GERECHTSHOF ARNHEM
Sector civiel recht
zaaknummer gerechtshof 200.066.840
(zaaknummer rechtbank 149037)
arrest van de derde civiele kamer van 16 augustus 2011
[appellant],
wonende te [woonplaats],
appellante in de hoofdzaak,
eiseres in het incident,
advocaat: mr. I.M.C.A. Reinders Folmer,
[geïntimeerde],
wonende te [woonplaats],
geïntimeerde in de hoofdzaak,
verweerder in het incident,
advocaat: mr. H.K. Jap A Joe.
1. Het verdere verloop van het geding in hoger beroep
Het hof verwijst naar zijn tussenarrest in het incident ex artikel 235 en 351 Rv van 1 februari 2011. Het verdere verloop van de procedure blijkt uit:
- de memorie van grieven, met producties,
- de memorie van antwoord.

★ ★ ★

• UIT TE VOEREN:
1: Beantwoord de volgende vragen over het arrest:
(a) Wie treedt op als advocaat van de appellante?
(b) Op welke datum is het tussenarrest in het incident gewezen?
(c) Welk zaaknummer heeft de zaak bij de rechtbank?
2: Vertaal deze zin uit het arrest in het Engels: "Het hof verwijst naar zijn tussenarrest in het incident ex artikel 235 en 351 Rv van 1 februari 2011."

[Vermeldingen over ruimtelijke indeling]
★ ★ ★

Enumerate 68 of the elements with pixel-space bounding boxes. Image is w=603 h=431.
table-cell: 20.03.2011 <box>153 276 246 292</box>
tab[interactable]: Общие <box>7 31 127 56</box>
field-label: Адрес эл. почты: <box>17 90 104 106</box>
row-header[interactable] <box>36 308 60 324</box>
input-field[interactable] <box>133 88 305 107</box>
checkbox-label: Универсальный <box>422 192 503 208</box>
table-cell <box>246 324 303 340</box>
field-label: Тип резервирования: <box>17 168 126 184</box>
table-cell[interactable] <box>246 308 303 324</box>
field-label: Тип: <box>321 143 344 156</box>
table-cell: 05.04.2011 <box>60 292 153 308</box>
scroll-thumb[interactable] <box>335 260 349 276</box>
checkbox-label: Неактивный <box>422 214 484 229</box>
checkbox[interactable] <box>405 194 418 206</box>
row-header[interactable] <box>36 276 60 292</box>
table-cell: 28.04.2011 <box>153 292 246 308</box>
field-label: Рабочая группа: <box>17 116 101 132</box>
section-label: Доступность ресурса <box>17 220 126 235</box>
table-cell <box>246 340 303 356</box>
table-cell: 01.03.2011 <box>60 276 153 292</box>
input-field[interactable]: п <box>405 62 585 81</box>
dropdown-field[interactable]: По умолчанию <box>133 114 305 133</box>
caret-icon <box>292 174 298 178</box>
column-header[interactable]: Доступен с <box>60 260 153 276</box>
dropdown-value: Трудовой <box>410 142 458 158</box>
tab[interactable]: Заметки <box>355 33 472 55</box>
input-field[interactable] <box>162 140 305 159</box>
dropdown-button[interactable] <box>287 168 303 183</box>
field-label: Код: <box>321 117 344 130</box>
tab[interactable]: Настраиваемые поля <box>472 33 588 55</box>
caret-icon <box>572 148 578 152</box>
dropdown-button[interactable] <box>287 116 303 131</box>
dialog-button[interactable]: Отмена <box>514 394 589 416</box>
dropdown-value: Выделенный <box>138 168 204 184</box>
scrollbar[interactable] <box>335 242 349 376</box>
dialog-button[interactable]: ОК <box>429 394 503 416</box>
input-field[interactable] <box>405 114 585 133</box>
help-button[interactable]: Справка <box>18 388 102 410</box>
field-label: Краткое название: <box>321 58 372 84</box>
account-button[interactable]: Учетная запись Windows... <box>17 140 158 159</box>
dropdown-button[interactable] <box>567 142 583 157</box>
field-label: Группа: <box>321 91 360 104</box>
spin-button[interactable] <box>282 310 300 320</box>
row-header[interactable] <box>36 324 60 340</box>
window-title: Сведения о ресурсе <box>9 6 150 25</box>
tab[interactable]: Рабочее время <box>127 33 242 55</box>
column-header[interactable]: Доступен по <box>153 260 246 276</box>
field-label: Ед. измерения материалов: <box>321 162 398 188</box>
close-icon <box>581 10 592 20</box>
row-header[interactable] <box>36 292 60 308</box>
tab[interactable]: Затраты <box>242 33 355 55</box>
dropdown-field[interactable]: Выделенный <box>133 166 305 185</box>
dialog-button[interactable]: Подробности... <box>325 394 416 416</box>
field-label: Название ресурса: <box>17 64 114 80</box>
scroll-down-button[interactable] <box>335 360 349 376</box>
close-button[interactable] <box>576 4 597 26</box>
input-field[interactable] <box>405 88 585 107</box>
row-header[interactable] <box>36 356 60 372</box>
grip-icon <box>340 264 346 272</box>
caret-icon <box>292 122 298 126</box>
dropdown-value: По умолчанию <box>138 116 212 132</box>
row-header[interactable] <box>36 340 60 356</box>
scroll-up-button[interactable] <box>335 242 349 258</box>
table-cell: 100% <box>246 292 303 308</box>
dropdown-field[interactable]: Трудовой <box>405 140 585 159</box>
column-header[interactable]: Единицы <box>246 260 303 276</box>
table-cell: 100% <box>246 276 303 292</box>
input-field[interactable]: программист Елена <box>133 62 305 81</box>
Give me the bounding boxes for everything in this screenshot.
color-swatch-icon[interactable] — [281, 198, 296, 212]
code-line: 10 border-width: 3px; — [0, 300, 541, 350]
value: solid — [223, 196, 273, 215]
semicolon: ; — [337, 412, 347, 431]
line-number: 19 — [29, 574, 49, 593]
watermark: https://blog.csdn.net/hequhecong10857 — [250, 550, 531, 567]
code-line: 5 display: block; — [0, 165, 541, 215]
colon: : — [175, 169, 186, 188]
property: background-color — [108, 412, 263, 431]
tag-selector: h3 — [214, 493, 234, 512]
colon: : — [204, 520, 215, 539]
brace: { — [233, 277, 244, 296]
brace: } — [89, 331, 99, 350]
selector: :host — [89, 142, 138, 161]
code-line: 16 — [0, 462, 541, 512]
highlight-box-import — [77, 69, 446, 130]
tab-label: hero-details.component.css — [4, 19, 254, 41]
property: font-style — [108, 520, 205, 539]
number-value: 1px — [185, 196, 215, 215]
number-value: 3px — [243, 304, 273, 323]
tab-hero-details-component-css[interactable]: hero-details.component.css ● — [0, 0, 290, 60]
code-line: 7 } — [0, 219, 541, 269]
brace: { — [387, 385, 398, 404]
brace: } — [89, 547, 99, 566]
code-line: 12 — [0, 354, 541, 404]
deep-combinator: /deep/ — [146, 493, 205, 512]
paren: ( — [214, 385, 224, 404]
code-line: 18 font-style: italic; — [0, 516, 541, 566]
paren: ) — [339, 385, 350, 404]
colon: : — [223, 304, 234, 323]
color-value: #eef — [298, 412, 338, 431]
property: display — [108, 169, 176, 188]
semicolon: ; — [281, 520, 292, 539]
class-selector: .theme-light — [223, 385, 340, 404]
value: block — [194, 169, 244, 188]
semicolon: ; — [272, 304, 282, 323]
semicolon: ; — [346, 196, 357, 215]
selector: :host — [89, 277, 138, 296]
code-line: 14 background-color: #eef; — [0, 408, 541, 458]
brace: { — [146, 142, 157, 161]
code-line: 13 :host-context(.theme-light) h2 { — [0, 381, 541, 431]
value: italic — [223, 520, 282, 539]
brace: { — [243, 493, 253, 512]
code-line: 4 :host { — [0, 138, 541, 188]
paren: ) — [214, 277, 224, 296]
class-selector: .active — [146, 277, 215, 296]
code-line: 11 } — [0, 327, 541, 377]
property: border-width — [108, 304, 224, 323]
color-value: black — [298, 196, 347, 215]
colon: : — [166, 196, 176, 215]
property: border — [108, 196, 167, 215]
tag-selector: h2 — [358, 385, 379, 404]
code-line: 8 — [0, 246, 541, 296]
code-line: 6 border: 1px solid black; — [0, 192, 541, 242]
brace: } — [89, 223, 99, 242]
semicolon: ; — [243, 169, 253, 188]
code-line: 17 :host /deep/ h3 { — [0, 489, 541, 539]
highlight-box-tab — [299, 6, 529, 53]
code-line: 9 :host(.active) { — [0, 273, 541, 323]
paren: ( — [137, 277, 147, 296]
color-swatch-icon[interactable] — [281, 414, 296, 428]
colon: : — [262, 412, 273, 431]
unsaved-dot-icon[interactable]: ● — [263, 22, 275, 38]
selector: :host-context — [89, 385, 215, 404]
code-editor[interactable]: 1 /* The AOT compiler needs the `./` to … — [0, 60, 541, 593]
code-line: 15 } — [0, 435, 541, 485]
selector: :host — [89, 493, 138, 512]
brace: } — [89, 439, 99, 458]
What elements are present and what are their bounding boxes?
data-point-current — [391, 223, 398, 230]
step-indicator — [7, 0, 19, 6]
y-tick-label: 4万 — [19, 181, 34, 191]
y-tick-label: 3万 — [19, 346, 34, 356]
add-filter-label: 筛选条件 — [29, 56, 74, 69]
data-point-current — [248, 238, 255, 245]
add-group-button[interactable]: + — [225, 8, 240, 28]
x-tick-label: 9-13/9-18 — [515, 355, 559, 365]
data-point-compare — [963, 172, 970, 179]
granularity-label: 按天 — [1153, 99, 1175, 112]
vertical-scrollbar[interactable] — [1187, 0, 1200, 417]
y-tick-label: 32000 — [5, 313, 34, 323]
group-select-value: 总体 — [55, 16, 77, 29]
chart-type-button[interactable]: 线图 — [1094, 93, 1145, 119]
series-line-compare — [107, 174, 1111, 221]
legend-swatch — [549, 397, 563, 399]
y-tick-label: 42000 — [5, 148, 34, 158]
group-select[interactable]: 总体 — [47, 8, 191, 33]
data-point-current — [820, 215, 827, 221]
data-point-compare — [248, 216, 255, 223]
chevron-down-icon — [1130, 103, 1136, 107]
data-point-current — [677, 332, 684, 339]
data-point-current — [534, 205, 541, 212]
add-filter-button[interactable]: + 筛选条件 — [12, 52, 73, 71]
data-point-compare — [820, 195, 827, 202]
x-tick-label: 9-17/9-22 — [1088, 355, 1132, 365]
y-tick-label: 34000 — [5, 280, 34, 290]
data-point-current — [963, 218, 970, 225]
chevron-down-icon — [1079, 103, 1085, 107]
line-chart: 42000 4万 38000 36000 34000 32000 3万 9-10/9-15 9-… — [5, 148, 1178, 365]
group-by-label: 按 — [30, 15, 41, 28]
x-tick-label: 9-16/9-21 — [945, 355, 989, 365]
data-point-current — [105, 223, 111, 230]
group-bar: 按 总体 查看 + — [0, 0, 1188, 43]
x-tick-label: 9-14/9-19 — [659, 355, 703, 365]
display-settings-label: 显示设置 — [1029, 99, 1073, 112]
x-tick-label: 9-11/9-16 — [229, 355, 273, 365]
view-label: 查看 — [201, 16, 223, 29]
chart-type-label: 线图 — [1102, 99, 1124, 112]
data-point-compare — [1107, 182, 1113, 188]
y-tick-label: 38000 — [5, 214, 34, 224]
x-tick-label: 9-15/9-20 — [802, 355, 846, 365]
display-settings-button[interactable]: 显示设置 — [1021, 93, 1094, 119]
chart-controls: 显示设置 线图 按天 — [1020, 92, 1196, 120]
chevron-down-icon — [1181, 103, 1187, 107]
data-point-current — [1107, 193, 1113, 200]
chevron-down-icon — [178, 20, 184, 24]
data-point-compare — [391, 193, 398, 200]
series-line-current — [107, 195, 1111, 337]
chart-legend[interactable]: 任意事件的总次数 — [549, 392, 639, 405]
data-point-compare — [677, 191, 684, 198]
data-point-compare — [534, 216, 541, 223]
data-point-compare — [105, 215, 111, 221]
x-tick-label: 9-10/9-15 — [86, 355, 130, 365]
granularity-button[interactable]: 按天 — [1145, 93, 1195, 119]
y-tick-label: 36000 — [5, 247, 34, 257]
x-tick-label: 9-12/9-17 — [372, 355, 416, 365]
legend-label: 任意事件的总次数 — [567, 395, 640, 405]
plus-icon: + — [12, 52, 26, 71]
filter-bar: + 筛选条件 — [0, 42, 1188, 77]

★ ★ ★

• DE RESULTATEN:
1:
(a) Mr. I.M.C.A. Reinders Folmer
(b) 1 februari 2011
(c) 149037

2: The court refers to its interim judgment in the interlocutory proceedings under articles 235 and 351 Rv of February 1, 2011.